**EXTRACT**
+ + + + + + +

Official Staffing Update (and a Conflict of Pants)
November 5, 2007
I am Pleased to announce that many Staff Members of the Ministry of Silly Blogs have claimed or created Official Ministry Job Titles. Thank you for your various applications, which I received via Email, Comments, and Smoke Signal. If you applied for a Position, and do not see yourself on the List Below, please let the Ministry know via Email (ministrofsillyblogs.yahoo.com), Comments or Singing Telegram.
At Present, our Ministry Staff looks Thusly:
Chief Minister of Sillines: alejna of collecting tokens
Minister of Silly Socks: Celtic Angel of Celticangel.org
Undersecretary of Fun: Jessi of The Quirky World of Jessi
Director of Silly Quality Control: Sassy of eye heart internet
Director of Everything Else: Magpie of Magpie Musing
Super Secret Minister of Public Affairs: Evil Pink Cupcake of Evil Pink Cupcake
Director of the Bureau of Investigations of Particularly Silly Phenomena: fireweaver of laboratory tested¹
Grand Ambassador of Canadian Silliness and Such: Pamplemousse of French for Grapefruit
Chief of Stuff: azahar of casa az
Director of Chortles: merrymishaps of merry mishaps
Oversecretary of Underpants: Sarcastic Mom, aka Lotus, of Sarcastic Mom
Grand Poobah: Madame Meow of A Daily Dose of Zen Sarcasm
Chairman, Standing at the Back Dressed Stupidly and Looking Stupid Party: srah of srah blah blah
Chief Mistress of Leprechauns, Oompa Loompas, and Hobbits: Rach of Rachelskirts
Chief Silliness Advisor: Veronica of Sleepless Nights
Very Important Personage Whose Job is Somewhat Mysterious: Calliope of Silliness.org
Other Very Important Personage Whose Job is Somewhat Mysterious: Erika of DRY Ink (This title is pending, depending on the ending decided by the Applicant, which doesn’t rhyme with ending)

+ + + + + + +

**THE DATA**

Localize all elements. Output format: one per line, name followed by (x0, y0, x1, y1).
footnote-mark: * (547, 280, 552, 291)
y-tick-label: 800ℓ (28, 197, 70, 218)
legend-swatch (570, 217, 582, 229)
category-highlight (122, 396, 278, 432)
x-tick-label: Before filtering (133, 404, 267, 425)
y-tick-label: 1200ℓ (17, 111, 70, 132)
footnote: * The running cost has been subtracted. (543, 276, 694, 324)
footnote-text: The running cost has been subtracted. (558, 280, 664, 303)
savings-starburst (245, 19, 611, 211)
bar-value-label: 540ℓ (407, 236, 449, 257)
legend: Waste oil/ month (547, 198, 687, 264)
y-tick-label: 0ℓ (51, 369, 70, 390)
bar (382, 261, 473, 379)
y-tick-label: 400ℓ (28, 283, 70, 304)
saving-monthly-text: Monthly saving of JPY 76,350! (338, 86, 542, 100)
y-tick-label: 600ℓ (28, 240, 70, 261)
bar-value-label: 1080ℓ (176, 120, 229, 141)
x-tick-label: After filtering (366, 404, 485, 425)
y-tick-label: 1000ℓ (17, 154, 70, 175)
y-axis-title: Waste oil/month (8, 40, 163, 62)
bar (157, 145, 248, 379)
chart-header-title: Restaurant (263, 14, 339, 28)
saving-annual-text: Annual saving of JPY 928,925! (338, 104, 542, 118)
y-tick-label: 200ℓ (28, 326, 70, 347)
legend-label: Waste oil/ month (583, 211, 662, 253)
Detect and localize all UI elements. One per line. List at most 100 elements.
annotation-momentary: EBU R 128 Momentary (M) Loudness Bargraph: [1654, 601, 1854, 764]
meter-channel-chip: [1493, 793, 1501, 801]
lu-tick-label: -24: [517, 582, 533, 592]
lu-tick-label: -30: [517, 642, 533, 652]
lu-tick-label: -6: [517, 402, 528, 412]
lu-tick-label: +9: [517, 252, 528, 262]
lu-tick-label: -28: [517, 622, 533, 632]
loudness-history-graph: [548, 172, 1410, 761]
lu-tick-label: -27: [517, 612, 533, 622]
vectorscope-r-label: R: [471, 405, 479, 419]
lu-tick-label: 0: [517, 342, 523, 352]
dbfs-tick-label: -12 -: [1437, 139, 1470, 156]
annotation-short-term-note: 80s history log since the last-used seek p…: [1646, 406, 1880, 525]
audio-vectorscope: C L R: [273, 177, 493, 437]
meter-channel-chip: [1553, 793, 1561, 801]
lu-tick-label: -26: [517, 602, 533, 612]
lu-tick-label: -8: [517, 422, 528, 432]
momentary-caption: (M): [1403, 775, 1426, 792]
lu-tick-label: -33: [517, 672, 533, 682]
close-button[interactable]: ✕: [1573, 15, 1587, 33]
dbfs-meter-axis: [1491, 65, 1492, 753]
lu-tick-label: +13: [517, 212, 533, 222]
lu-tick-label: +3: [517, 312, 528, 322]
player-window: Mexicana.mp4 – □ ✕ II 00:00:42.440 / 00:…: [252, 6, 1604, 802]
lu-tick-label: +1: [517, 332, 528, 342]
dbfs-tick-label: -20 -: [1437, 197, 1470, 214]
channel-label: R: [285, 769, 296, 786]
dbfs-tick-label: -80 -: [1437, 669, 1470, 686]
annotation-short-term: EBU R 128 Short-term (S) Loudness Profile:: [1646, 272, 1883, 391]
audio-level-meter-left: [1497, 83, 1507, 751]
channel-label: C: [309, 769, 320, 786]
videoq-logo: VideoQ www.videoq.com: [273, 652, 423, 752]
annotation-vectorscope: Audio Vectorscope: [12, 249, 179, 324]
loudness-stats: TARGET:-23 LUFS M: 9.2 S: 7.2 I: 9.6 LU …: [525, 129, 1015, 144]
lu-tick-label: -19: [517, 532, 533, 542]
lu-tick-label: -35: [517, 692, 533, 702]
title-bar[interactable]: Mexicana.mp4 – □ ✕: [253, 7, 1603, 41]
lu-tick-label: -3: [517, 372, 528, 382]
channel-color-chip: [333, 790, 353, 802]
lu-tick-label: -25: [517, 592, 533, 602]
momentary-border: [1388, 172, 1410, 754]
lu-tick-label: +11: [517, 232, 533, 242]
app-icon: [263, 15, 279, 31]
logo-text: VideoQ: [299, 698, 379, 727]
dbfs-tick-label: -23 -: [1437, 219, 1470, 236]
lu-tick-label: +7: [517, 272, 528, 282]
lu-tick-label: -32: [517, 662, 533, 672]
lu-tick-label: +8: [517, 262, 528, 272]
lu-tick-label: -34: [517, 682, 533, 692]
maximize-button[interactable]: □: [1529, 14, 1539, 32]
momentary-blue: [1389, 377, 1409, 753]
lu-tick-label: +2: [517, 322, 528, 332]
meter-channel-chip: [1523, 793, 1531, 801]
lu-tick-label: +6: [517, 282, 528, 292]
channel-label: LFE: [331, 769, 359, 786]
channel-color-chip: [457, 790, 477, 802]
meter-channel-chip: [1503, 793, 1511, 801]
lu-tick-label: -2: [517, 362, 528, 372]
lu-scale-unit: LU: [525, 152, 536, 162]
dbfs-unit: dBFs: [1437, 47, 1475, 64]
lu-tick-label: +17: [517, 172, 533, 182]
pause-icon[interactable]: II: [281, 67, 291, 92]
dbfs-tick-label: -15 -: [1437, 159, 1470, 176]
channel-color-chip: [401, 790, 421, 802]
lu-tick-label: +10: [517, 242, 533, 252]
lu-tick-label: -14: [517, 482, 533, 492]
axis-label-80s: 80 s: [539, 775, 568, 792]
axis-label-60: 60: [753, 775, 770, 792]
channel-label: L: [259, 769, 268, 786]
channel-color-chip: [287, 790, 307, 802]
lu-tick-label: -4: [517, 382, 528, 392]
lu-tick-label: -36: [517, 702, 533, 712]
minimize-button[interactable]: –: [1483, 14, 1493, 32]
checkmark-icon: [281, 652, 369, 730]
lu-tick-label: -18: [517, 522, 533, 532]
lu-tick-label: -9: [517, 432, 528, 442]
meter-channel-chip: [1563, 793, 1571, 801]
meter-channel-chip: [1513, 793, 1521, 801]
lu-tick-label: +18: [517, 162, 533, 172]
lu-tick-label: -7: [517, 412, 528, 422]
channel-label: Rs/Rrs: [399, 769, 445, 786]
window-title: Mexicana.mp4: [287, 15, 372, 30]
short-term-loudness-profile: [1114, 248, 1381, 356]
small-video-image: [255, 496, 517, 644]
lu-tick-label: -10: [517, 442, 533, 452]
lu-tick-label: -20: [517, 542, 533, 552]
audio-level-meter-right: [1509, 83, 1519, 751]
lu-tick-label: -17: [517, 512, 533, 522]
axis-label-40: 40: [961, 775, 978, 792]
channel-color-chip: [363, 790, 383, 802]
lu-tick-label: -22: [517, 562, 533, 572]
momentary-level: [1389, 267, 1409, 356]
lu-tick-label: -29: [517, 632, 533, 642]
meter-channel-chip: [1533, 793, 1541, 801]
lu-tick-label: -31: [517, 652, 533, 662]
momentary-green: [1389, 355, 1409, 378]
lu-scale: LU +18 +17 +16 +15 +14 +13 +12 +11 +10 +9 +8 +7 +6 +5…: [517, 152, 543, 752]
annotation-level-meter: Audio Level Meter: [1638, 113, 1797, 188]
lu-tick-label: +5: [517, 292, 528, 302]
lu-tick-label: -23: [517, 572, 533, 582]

+ + + + + + +

**EXERCISE REQUIREMENTS**
Rewrite the staffing update from "November 5, 2007" to "or Singing Telegram.", renaming "Smoke Signal" as "Carrier Pigeon". The items come from a source unrelated to the staffing update.

**RESPONSE TO THIS EXERCISE**
November 5, 2007
I am Pleased to announce that many Staff Members of the Ministry of Silly Blogs have claimed or created Official Ministry Job Titles. Thank you for your various applications, which I received via Email, Comments, and Carrier Pigeon. If you applied for a Position, and do not see yourself on the List Below, please let the Ministry know via Email (ministrofsillyblogs.yahoo.com), Comments or Singing Telegram.